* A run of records
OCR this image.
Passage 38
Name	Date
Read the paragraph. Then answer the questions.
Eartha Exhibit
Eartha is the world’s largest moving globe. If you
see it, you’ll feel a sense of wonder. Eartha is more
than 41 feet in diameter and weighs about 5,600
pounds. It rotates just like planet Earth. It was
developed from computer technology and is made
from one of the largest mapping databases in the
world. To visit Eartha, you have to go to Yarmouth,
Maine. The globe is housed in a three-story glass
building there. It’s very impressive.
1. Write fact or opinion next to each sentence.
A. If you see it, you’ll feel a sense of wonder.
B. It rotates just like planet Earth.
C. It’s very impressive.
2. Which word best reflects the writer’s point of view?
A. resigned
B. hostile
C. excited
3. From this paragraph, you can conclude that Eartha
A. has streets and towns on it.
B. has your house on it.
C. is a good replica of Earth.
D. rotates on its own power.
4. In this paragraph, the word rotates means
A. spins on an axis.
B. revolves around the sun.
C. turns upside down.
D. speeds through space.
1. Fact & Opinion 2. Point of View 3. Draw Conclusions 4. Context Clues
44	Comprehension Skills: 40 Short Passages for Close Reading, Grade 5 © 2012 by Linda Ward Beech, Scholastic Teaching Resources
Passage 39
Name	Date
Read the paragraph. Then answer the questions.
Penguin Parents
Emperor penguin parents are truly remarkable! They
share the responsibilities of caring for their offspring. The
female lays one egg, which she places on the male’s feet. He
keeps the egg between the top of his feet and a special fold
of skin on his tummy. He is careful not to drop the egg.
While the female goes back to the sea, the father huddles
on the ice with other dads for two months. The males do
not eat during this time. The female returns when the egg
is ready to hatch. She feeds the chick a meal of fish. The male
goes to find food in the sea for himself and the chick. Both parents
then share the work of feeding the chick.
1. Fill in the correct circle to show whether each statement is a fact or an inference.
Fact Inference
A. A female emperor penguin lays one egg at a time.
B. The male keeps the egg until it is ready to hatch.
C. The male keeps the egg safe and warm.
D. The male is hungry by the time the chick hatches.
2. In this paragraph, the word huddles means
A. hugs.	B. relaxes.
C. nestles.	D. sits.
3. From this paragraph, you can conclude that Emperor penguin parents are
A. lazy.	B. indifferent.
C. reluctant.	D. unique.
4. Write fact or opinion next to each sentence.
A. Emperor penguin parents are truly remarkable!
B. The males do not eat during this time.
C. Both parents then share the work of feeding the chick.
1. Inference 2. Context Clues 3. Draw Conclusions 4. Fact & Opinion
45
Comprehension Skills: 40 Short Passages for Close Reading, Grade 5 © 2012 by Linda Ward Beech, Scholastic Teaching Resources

---

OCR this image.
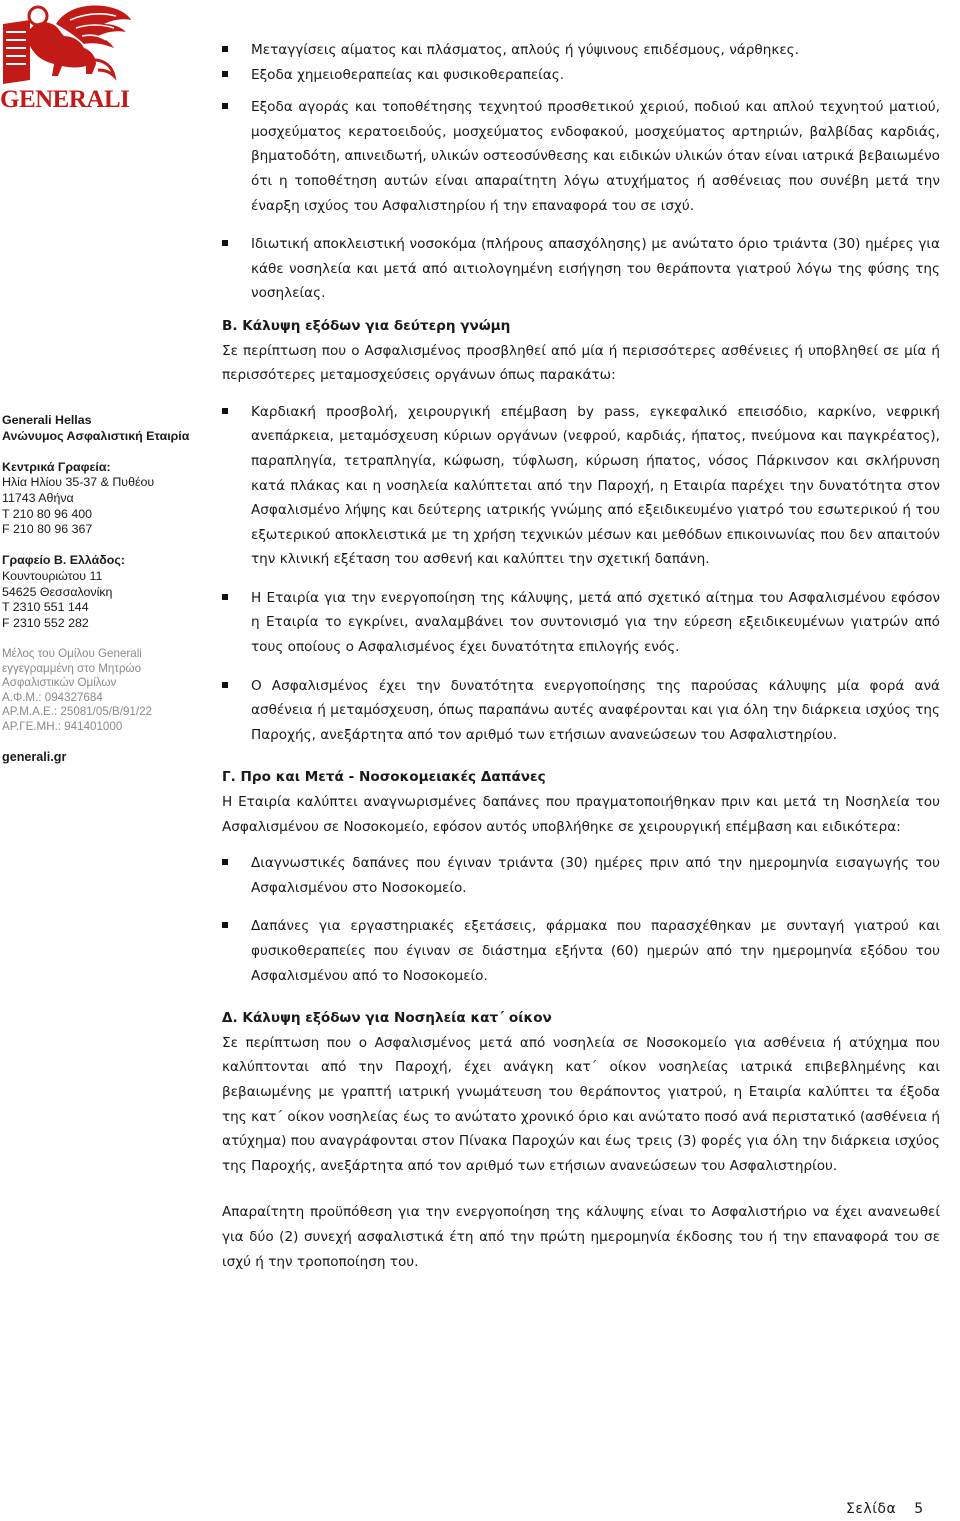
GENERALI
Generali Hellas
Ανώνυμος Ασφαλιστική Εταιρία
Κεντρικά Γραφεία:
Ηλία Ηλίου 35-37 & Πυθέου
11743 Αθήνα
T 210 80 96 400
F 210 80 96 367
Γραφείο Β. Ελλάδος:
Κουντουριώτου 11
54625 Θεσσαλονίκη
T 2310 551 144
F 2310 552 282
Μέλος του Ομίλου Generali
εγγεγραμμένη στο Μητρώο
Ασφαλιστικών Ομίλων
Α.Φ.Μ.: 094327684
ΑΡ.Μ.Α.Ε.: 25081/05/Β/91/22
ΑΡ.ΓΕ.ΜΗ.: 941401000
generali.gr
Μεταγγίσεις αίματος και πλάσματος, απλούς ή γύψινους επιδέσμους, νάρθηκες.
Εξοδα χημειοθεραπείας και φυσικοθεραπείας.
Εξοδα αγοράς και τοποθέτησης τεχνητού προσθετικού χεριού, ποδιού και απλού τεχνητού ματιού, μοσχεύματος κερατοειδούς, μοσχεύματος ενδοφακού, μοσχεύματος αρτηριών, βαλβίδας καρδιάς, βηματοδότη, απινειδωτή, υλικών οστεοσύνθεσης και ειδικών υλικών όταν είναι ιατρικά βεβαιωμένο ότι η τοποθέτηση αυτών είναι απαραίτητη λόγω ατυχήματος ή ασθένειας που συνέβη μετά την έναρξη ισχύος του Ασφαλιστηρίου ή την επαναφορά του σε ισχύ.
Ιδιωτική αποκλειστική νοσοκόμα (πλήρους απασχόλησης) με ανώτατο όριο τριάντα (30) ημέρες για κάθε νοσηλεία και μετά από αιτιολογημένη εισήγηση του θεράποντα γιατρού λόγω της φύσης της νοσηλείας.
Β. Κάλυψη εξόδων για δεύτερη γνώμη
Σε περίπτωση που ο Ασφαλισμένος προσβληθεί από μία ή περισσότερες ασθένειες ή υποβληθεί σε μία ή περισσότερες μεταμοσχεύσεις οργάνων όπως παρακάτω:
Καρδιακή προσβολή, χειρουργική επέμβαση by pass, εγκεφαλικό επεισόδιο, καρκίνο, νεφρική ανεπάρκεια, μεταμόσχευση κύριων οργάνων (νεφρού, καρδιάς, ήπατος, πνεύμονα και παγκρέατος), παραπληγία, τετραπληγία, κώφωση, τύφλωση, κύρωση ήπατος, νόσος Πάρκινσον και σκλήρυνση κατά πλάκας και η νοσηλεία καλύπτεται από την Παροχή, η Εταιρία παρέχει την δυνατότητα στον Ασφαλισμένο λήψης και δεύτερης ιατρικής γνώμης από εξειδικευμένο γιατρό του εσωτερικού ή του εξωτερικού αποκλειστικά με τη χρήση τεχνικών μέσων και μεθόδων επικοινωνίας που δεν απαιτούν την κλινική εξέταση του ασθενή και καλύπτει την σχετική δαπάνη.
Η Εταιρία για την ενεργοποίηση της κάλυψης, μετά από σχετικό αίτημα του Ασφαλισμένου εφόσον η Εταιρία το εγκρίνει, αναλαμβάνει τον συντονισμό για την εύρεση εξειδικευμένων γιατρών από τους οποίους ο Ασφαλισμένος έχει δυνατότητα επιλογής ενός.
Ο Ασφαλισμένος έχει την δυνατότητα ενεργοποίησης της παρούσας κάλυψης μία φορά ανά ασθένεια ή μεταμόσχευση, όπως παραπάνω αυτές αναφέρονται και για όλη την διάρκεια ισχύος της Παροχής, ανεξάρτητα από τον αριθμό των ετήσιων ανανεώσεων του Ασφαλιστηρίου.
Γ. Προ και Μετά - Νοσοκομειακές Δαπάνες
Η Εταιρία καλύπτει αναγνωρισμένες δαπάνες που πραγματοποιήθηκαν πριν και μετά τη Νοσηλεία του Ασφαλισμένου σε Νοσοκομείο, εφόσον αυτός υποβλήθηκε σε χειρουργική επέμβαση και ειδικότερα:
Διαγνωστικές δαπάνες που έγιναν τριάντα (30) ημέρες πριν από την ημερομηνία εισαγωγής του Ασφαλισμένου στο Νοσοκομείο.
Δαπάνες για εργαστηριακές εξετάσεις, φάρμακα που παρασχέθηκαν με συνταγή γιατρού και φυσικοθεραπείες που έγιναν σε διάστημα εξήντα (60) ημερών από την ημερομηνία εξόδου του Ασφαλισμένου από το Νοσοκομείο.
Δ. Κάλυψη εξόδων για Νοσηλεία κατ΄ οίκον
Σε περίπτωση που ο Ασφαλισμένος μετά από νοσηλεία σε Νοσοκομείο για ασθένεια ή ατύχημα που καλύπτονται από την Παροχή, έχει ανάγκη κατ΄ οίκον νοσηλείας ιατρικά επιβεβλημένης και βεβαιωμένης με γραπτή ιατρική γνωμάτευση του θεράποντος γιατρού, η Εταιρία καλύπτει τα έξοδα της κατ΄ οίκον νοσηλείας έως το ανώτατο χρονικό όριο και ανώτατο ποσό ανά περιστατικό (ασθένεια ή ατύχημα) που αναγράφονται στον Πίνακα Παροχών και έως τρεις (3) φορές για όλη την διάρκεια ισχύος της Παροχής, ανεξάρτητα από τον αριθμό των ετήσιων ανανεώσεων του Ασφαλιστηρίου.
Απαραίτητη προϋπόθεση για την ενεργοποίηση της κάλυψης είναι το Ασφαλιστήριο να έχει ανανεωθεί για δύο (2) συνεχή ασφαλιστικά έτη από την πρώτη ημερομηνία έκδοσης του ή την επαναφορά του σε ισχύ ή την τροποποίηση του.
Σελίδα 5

---

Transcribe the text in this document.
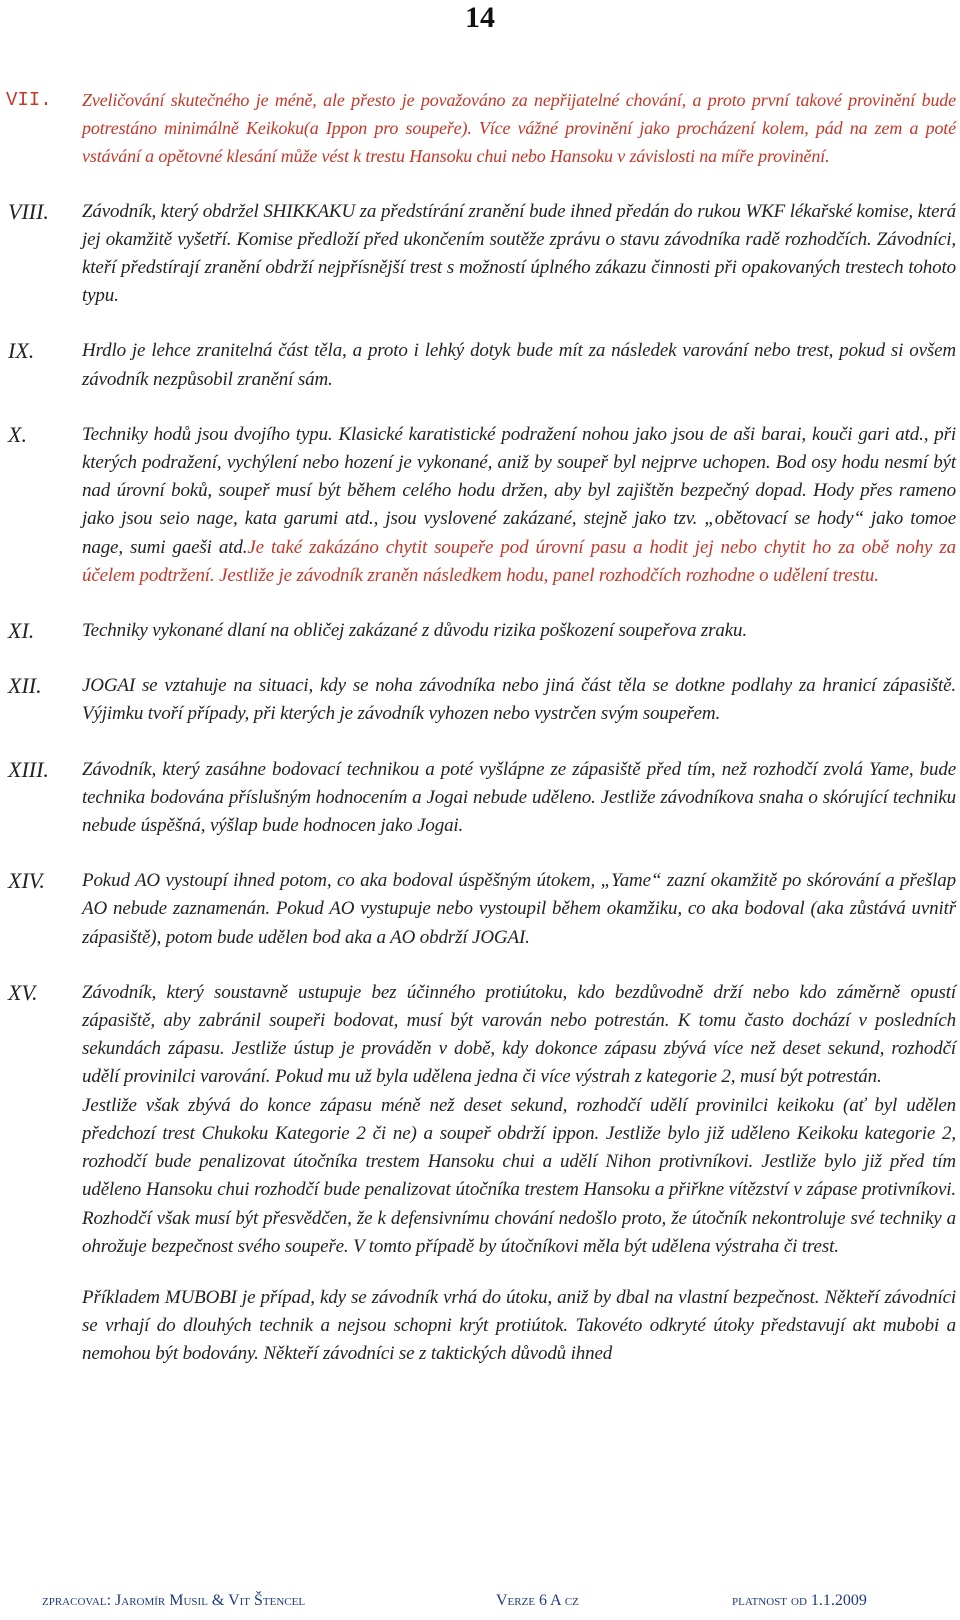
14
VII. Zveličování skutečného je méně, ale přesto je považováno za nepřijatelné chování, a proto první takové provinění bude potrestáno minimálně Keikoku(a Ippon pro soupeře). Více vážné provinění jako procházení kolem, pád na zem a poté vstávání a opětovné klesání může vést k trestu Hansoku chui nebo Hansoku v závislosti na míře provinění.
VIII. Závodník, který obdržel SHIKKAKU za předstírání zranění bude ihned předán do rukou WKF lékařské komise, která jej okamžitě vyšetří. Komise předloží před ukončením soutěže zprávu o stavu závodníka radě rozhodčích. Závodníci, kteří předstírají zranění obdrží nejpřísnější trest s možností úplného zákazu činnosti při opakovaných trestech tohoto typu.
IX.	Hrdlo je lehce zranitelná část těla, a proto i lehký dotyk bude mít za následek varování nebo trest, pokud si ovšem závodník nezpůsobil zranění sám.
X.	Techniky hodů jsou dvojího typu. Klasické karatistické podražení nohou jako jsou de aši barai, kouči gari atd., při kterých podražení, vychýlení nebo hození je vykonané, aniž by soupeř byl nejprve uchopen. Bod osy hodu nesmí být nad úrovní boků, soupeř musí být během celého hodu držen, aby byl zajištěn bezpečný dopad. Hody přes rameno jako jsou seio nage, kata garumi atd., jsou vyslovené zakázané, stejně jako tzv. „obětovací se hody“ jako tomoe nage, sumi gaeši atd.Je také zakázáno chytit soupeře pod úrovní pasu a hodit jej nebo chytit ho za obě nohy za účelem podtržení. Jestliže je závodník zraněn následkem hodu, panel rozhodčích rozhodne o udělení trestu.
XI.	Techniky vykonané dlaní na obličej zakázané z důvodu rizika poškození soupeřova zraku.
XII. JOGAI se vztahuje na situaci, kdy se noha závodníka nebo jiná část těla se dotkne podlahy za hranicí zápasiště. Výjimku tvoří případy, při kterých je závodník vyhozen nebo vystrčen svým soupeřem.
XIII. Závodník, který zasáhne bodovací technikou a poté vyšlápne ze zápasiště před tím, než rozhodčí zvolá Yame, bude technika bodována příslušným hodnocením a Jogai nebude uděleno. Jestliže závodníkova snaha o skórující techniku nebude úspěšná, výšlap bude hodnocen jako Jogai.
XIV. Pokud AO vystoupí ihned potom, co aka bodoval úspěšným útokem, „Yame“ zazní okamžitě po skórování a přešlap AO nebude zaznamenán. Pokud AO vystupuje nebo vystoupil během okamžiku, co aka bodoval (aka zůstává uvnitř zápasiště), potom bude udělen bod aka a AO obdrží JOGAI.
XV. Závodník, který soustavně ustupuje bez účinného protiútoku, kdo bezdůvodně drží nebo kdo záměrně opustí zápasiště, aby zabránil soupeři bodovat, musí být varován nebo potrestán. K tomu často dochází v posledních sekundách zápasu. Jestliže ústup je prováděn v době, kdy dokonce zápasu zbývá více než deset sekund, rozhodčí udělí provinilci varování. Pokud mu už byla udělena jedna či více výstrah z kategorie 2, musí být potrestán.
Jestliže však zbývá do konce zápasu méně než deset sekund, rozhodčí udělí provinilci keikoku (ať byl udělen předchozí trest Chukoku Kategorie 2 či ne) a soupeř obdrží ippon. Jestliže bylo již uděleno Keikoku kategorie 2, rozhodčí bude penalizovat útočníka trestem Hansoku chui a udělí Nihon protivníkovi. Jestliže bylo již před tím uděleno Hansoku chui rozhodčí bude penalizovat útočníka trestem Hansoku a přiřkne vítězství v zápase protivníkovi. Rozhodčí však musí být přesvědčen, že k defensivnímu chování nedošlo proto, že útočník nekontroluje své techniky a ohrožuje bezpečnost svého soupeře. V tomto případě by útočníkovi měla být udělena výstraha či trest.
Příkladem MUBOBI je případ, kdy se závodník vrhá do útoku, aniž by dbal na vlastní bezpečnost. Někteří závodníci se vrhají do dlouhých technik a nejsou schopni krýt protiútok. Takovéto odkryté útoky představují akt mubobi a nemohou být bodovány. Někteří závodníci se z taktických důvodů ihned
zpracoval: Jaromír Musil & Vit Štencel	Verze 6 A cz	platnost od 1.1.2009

* AIM OF THE TASK
Go through the entries above and pull out each line with "work" in it.

* COMPLETED EXERCISE
then share the work of feeding the chick.
C. Both parents then share the work of feeding the chick.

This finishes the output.